Directive. Look at the entries below and reproduce them exactly.
═══ Data section
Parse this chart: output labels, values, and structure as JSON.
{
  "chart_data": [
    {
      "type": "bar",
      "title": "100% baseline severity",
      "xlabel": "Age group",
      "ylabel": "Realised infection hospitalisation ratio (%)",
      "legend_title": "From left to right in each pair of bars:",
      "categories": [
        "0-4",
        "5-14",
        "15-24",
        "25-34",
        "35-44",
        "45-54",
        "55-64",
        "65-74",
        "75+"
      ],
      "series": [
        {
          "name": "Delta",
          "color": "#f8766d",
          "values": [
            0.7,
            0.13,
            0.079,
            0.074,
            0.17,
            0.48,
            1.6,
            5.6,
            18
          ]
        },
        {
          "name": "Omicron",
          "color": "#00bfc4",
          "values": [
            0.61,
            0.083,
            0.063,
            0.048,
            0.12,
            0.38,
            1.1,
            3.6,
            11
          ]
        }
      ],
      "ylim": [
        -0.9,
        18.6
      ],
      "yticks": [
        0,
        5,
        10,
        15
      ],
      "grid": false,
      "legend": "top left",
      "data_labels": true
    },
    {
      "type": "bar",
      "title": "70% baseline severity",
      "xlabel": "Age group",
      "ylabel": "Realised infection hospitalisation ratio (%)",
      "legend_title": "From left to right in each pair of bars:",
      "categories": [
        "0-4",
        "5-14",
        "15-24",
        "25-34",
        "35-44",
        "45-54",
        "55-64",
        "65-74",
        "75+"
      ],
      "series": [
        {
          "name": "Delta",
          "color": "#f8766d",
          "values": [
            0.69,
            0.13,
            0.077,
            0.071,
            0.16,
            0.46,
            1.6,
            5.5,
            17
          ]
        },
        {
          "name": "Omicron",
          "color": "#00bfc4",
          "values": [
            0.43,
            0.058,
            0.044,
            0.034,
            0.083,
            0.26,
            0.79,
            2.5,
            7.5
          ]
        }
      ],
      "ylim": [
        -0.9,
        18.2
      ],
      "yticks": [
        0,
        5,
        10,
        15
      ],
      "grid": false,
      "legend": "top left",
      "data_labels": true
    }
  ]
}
══════
The reply.
Parse this chart: output labels, values, and structure as JSON.
{
  "chart_data": [
    {
      "type": "bar",
      "title": "100% baseline severity",
      "xlabel": "Age group",
      "ylabel": "Realised infection hospitalisation ratio (%)",
      "legend_title": "From left to right in each pair of bars:",
      "categories": [
        "0-4",
        "5-14",
        "15-24",
        "25-34",
        "35-44",
        "45-54",
        "55-64",
        "65-74",
        "75+"
      ],
      "series": [
        {
          "name": "Delta",
          "color": "#f8766d",
          "values": [
            0.7,
            0.13,
            0.079,
            0.074,
            0.17,
            0.48,
            1.6,
            5.6,
            18
          ]
        },
        {
          "name": "Omicron",
          "color": "#00bfc4",
          "values": [
            0.61,
            0.083,
            0.063,
            0.048,
            0.12,
            0.38,
            1.1,
            3.6,
            11
          ]
        }
      ],
      "ylim": [
        -0.9,
        18.6
      ],
      "yticks": [
        0,
        5,
        10,
        15
      ],
      "grid": false,
      "legend": "top left",
      "data_labels": true
    },
    {
      "type": "bar",
      "title": "70% baseline severity",
      "xlabel": "Age group",
      "ylabel": "Realised infection hospitalisation ratio (%)",
      "legend_title": "From left to right in each pair of bars:",
      "categories": [
        "0-4",
        "5-14",
        "15-24",
        "25-34",
        "35-44",
        "45-54",
        "55-64",
        "65-74",
        "75+"
      ],
      "series": [
        {
          "name": "Delta",
          "color": "#f8766d",
          "values": [
            0.69,
            0.13,
            0.077,
            0.071,
            0.16,
            0.46,
            1.6,
            5.5,
            17
          ]
        },
        {
          "name": "Omicron",
          "color": "#00bfc4",
          "values": [
            0.43,
            0.058,
            0.044,
            0.034,
            0.083,
            0.26,
            0.79,
            2.5,
            7.5
          ]
        }
      ],
      "ylim": [
        -0.9,
        18.2
      ],
      "yticks": [
        0,
        5,
        10,
        15
      ],
      "grid": false,
      "legend": "top left",
      "data_labels": true
    }
  ]
}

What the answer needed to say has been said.